§ What this task involves:
Go to the line that contains "Decode this image", then write out that line and all that follow to the end of the listing, exactly and without pictures.

** START Input material **

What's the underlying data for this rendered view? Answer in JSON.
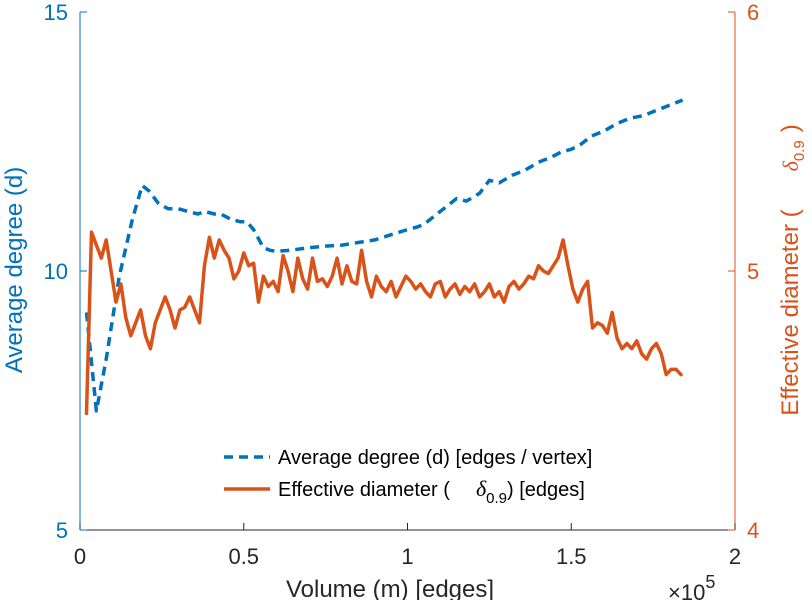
{
  "chart_data": {
    "type": "line",
    "x_axis": {
      "label": "Volume (m) [edges]",
      "ticks": [
        0,
        0.5,
        1,
        1.5,
        2
      ],
      "tick_labels": [
        "0",
        "0.5",
        "1",
        "1.5",
        "2"
      ],
      "range": [
        0,
        2
      ],
      "exponent_label": "×10",
      "exponent": "5"
    },
    "y_left": {
      "label": "Average degree (d)",
      "ticks": [
        5,
        10,
        15
      ],
      "tick_labels": [
        "5",
        "10",
        "15"
      ],
      "range": [
        5,
        15
      ],
      "color": "#0072BD"
    },
    "y_right": {
      "label": "Effective diameter (",
      "label_symbol": "δ",
      "label_subscript": "0.9",
      "label_end": ")",
      "ticks": [
        4,
        5,
        6
      ],
      "tick_labels": [
        "4",
        "5",
        "6"
      ],
      "range": [
        4,
        6
      ],
      "color": "#D95319"
    },
    "series": [
      {
        "name": "Average degree (d) [edges / vertex]",
        "axis": "left",
        "style": "dashed",
        "color": "#0072BD",
        "x": [
          0.02,
          0.05,
          0.08,
          0.12,
          0.16,
          0.19,
          0.21,
          0.24,
          0.27,
          0.3,
          0.33,
          0.36,
          0.38,
          0.41,
          0.43,
          0.46,
          0.49,
          0.51,
          0.53,
          0.56,
          0.58,
          0.6,
          0.64,
          0.7,
          0.75,
          0.8,
          0.85,
          0.9,
          0.95,
          1.0,
          1.03,
          1.05,
          1.1,
          1.15,
          1.18,
          1.22,
          1.25,
          1.28,
          1.32,
          1.36,
          1.4,
          1.44,
          1.47,
          1.5,
          1.53,
          1.56,
          1.6,
          1.64,
          1.68,
          1.72,
          1.76,
          1.8,
          1.84
        ],
        "y": [
          9.2,
          7.3,
          8.3,
          9.9,
          11.0,
          11.65,
          11.55,
          11.3,
          11.2,
          11.2,
          11.15,
          11.1,
          11.15,
          11.1,
          11.1,
          11.0,
          10.95,
          10.95,
          10.8,
          10.45,
          10.4,
          10.38,
          10.4,
          10.45,
          10.48,
          10.5,
          10.55,
          10.6,
          10.7,
          10.8,
          10.85,
          10.9,
          11.15,
          11.4,
          11.35,
          11.5,
          11.75,
          11.7,
          11.85,
          11.95,
          12.1,
          12.2,
          12.3,
          12.35,
          12.45,
          12.6,
          12.7,
          12.85,
          12.95,
          13.0,
          13.1,
          13.2,
          13.3
        ]
      },
      {
        "name": "Effective diameter (",
        "name_symbol": "δ",
        "name_subscript": "0.9",
        "name_end": ") [edges]",
        "axis": "right",
        "style": "solid",
        "color": "#D95319",
        "x": [
          0.02,
          0.035,
          0.05,
          0.065,
          0.08,
          0.095,
          0.11,
          0.125,
          0.14,
          0.155,
          0.17,
          0.185,
          0.2,
          0.215,
          0.23,
          0.245,
          0.26,
          0.275,
          0.29,
          0.305,
          0.32,
          0.335,
          0.35,
          0.365,
          0.38,
          0.395,
          0.41,
          0.425,
          0.44,
          0.455,
          0.47,
          0.485,
          0.5,
          0.515,
          0.53,
          0.545,
          0.56,
          0.575,
          0.59,
          0.605,
          0.62,
          0.635,
          0.65,
          0.665,
          0.68,
          0.695,
          0.71,
          0.725,
          0.74,
          0.755,
          0.77,
          0.785,
          0.8,
          0.815,
          0.83,
          0.845,
          0.86,
          0.875,
          0.89,
          0.905,
          0.92,
          0.935,
          0.95,
          0.965,
          0.98,
          0.995,
          1.01,
          1.025,
          1.04,
          1.055,
          1.07,
          1.085,
          1.1,
          1.115,
          1.13,
          1.145,
          1.16,
          1.175,
          1.19,
          1.205,
          1.22,
          1.235,
          1.25,
          1.265,
          1.28,
          1.295,
          1.31,
          1.325,
          1.34,
          1.355,
          1.37,
          1.385,
          1.4,
          1.415,
          1.43,
          1.445,
          1.46,
          1.475,
          1.49,
          1.505,
          1.52,
          1.535,
          1.55,
          1.565,
          1.58,
          1.595,
          1.61,
          1.625,
          1.64,
          1.655,
          1.67,
          1.685,
          1.7,
          1.715,
          1.73,
          1.745,
          1.76,
          1.775,
          1.79,
          1.805,
          1.82,
          1.835
        ],
        "y": [
          4.45,
          5.15,
          5.1,
          5.05,
          5.12,
          5.0,
          4.88,
          4.95,
          4.82,
          4.75,
          4.8,
          4.85,
          4.75,
          4.7,
          4.8,
          4.85,
          4.9,
          4.85,
          4.78,
          4.85,
          4.86,
          4.9,
          4.85,
          4.8,
          5.02,
          5.13,
          5.05,
          5.12,
          5.08,
          5.05,
          4.97,
          5.0,
          5.07,
          5.02,
          5.03,
          4.88,
          4.98,
          4.94,
          4.96,
          4.92,
          5.06,
          5.0,
          4.92,
          5.05,
          4.97,
          4.93,
          5.05,
          4.96,
          4.97,
          4.94,
          4.98,
          5.05,
          4.95,
          5.02,
          4.96,
          4.95,
          5.08,
          4.96,
          4.9,
          4.98,
          4.94,
          4.92,
          4.96,
          4.9,
          4.94,
          4.98,
          4.96,
          4.93,
          4.95,
          4.92,
          4.9,
          4.95,
          4.96,
          4.9,
          4.93,
          4.95,
          4.91,
          4.94,
          4.92,
          4.95,
          4.9,
          4.92,
          4.95,
          4.9,
          4.92,
          4.88,
          4.94,
          4.96,
          4.93,
          4.95,
          4.98,
          4.97,
          5.02,
          5.0,
          4.99,
          5.02,
          5.05,
          5.12,
          5.02,
          4.93,
          4.88,
          4.93,
          4.96,
          4.78,
          4.8,
          4.79,
          4.76,
          4.84,
          4.74,
          4.7,
          4.72,
          4.7,
          4.73,
          4.68,
          4.66,
          4.7,
          4.72,
          4.68,
          4.6,
          4.62,
          4.62,
          4.6
        ]
      }
    ],
    "legend": {
      "placement": "bottom-center"
    }
  }
}
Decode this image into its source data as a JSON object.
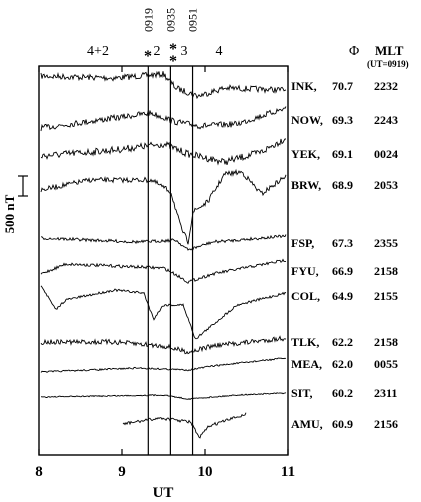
{
  "chart_data": {
    "type": "line",
    "xlabel": "UT",
    "x_ticks": [
      8,
      9,
      10,
      11
    ],
    "xlim": [
      8,
      11
    ],
    "scale_bar_label": "500 nT",
    "scale_bar_nT": 500,
    "event_times": [
      {
        "label": "0919",
        "ut": 9.317
      },
      {
        "label": "0935",
        "ut": 9.583
      },
      {
        "label": "0951",
        "ut": 9.85
      }
    ],
    "event_marks": [
      "*",
      "*",
      "*"
    ],
    "kp_labels": [
      "4+2",
      "2",
      "3",
      "4"
    ],
    "header_phi": "Φ",
    "header_mlt": "MLT",
    "header_mlt_note": "(UT=0919)",
    "stations": [
      {
        "code": "INK,",
        "lat": "70.7",
        "mlt": "2232"
      },
      {
        "code": "NOW,",
        "lat": "69.3",
        "mlt": "2243"
      },
      {
        "code": "YEK,",
        "lat": "69.1",
        "mlt": "0024"
      },
      {
        "code": "BRW,",
        "lat": "68.9",
        "mlt": "2053"
      },
      {
        "code": "FSP,",
        "lat": "67.3",
        "mlt": "2355"
      },
      {
        "code": "FYU,",
        "lat": "66.9",
        "mlt": "2158"
      },
      {
        "code": "COL,",
        "lat": "64.9",
        "mlt": "2155"
      },
      {
        "code": "TLK,",
        "lat": "62.2",
        "mlt": "2158"
      },
      {
        "code": "MEA,",
        "lat": "62.0",
        "mlt": "0055"
      },
      {
        "code": "SIT,",
        "lat": "60.2",
        "mlt": "2311"
      },
      {
        "code": "AMU,",
        "lat": "60.9",
        "mlt": "2156"
      }
    ]
  }
}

** END Input material **

§ Result for this exercise:
Decode this image into its source data as a JSON object.
{
  "chart_data": {
    "type": "line",
    "xlabel": "UT",
    "x_ticks": [
      8,
      9,
      10,
      11
    ],
    "xlim": [
      8,
      11
    ],
    "scale_bar_label": "500 nT",
    "scale_bar_nT": 500,
    "event_times": [
      {
        "label": "0919",
        "ut": 9.317
      },
      {
        "label": "0935",
        "ut": 9.583
      },
      {
        "label": "0951",
        "ut": 9.85
      }
    ],
    "event_marks": [
      "*",
      "*",
      "*"
    ],
    "kp_labels": [
      "4+2",
      "2",
      "3",
      "4"
    ],
    "header_phi": "Φ",
    "header_mlt": "MLT",
    "header_mlt_note": "(UT=0919)",
    "stations": [
      {
        "code": "INK,",
        "lat": "70.7",
        "mlt": "2232"
      },
      {
        "code": "NOW,",
        "lat": "69.3",
        "mlt": "2243"
      },
      {
        "code": "YEK,",
        "lat": "69.1",
        "mlt": "0024"
      },
      {
        "code": "BRW,",
        "lat": "68.9",
        "mlt": "2053"
      },
      {
        "code": "FSP,",
        "lat": "67.3",
        "mlt": "2355"
      },
      {
        "code": "FYU,",
        "lat": "66.9",
        "mlt": "2158"
      },
      {
        "code": "COL,",
        "lat": "64.9",
        "mlt": "2155"
      },
      {
        "code": "TLK,",
        "lat": "62.2",
        "mlt": "2158"
      },
      {
        "code": "MEA,",
        "lat": "62.0",
        "mlt": "0055"
      },
      {
        "code": "SIT,",
        "lat": "60.2",
        "mlt": "2311"
      },
      {
        "code": "AMU,",
        "lat": "60.9",
        "mlt": "2156"
      }
    ]
  }
}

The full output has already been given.